-- Begin Extracted records --

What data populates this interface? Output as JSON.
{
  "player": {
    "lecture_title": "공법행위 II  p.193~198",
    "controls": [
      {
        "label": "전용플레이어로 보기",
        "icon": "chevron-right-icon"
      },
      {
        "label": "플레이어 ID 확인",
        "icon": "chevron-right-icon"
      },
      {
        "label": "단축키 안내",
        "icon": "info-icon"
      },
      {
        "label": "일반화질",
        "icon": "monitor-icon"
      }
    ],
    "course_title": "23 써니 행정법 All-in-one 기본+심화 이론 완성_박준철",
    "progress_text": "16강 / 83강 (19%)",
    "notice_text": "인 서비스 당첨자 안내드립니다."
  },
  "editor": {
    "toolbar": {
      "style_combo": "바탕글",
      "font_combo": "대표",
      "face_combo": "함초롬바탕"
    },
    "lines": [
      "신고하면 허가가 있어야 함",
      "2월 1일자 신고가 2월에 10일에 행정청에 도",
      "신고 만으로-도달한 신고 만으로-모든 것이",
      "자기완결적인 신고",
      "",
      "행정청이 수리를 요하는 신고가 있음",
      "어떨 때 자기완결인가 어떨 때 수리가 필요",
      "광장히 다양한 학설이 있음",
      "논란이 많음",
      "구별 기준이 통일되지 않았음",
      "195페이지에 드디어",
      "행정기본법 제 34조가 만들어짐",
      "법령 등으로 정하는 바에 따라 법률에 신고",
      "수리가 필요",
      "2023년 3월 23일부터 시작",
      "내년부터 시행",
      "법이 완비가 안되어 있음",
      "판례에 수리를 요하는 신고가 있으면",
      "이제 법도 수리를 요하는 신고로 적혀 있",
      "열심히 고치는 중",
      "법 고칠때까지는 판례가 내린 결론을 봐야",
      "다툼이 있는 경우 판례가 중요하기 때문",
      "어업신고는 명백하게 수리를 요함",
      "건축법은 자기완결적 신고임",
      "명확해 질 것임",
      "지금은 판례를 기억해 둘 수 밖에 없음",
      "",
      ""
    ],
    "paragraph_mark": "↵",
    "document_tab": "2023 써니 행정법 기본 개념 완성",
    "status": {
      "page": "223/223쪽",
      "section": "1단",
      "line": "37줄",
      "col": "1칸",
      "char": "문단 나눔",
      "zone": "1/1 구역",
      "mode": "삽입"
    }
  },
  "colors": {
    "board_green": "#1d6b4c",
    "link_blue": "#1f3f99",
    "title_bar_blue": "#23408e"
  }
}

-- End Extracted records --
-- Begin Extracted records --

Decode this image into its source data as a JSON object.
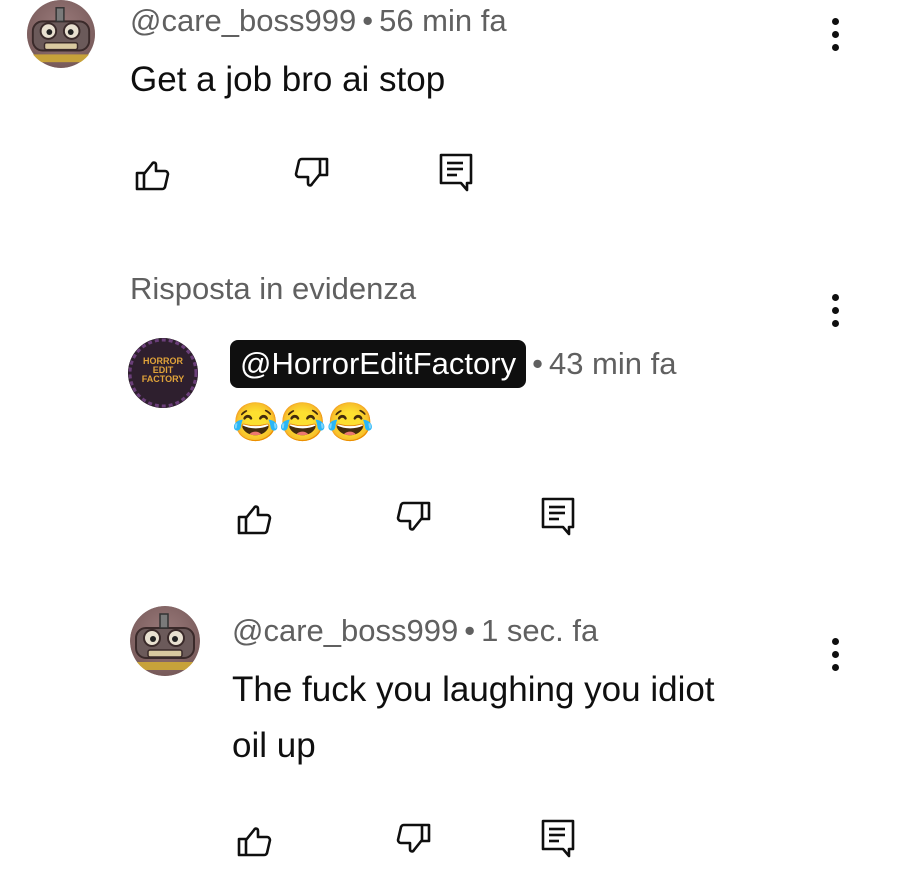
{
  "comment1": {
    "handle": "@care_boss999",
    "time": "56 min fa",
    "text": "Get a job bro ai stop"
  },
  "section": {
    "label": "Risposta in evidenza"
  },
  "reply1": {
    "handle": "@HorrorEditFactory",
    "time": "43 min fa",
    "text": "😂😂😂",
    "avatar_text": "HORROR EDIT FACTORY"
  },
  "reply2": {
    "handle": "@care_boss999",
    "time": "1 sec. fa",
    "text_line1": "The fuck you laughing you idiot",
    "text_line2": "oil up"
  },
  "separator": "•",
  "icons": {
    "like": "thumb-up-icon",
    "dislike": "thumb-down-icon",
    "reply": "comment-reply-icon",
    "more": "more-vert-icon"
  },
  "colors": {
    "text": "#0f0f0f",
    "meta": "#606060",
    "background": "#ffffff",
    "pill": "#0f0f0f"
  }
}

-- End Extracted records --

Gather each line from the listing above that holds "JSON".

What data populates this interface? Output as JSON.
Decode this image into its source data as a JSON object.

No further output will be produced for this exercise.